▶ [Short problem] Go through the listing below and gather every line with the word "России".
-- BEGIN Dataset --
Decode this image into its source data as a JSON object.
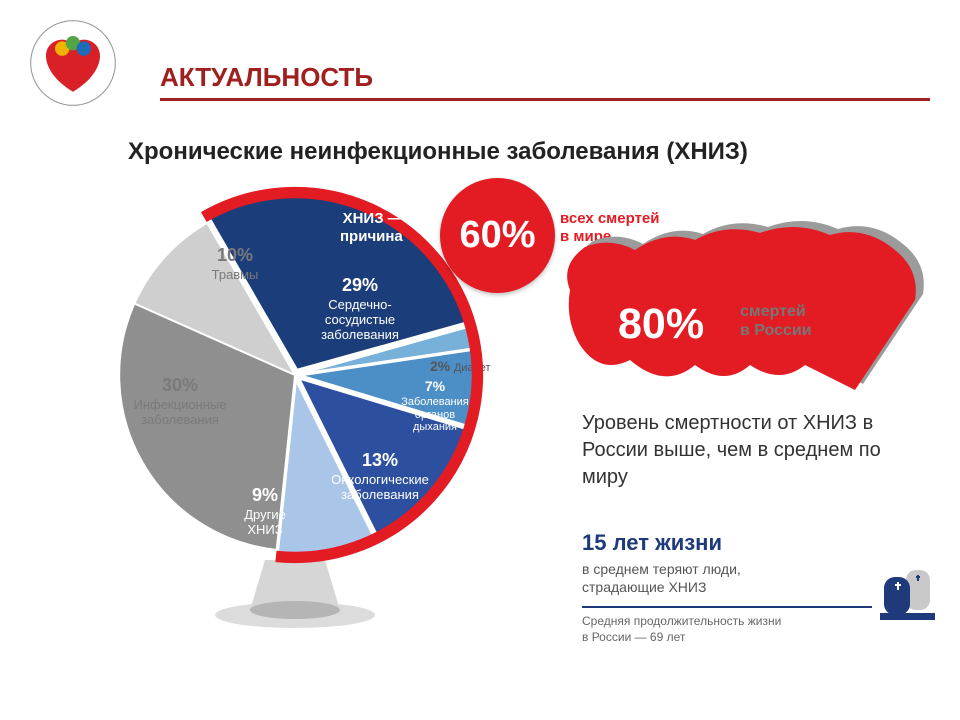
{
  "header": {
    "title": "АКТУАЛЬНОСТЬ",
    "title_color": "#a01f1f"
  },
  "subtitle": "Хронические неинфекционные заболевания (ХНИЗ)",
  "pie": {
    "type": "pie",
    "slices": [
      {
        "id": "cvd",
        "pct": 29,
        "pct_label": "29%",
        "label": "Сердечно-\nсосудистые\nзаболевания",
        "color": "#1b3d7a"
      },
      {
        "id": "diabetes",
        "pct": 2,
        "pct_label": "2%",
        "label": "Диабет",
        "color": "#77b1d9"
      },
      {
        "id": "respiratory",
        "pct": 7,
        "pct_label": "7%",
        "label": "Заболевания\nорганов\nдыхания",
        "color": "#4c8ec6"
      },
      {
        "id": "oncology",
        "pct": 13,
        "pct_label": "13%",
        "label": "Онкологические\nзаболевания",
        "color": "#2d4fa0"
      },
      {
        "id": "other_ncd",
        "pct": 9,
        "pct_label": "9%",
        "label": "Другие\nХНИЗ",
        "color": "#a9c5e8"
      },
      {
        "id": "infectious",
        "pct": 30,
        "pct_label": "30%",
        "label": "Инфекционные\nзаболевания",
        "color": "#8f8f8f"
      },
      {
        "id": "trauma",
        "pct": 10,
        "pct_label": "10%",
        "label": "Травмы",
        "color": "#cfcfcf"
      }
    ],
    "arc_color": "#e31b23",
    "arc_width": 10,
    "start_angle_deg": -30,
    "ncd_span_deg": 216
  },
  "badge": {
    "percent": "60%",
    "cause_label": "ХНИЗ —\nпричина",
    "world_deaths": "всех смертей\nв мире",
    "color": "#e31b23"
  },
  "russia": {
    "percent": "80%",
    "label": "смертей\nв России",
    "map_fill": "#e31b23",
    "map_shadow": "#9b9b9b",
    "text": "Уровень смертности от ХНИЗ в России выше, чем в среднем по миру"
  },
  "loss": {
    "title": "15 лет жизни",
    "sub": "в среднем теряют люди,\nстрадающие ХНИЗ",
    "footer": "Средняя продолжительность жизни\nв России — 69 лет",
    "color": "#1e3a7a"
  }
}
-- END Dataset --
▶ [Exercise solution]
    "label": "смертей\nв России",
    "text": "Уровень смертности от ХНИЗ в России выше, чем в среднем по миру"
    "footer": "Средняя продолжительность жизни\nв России — 69 лет",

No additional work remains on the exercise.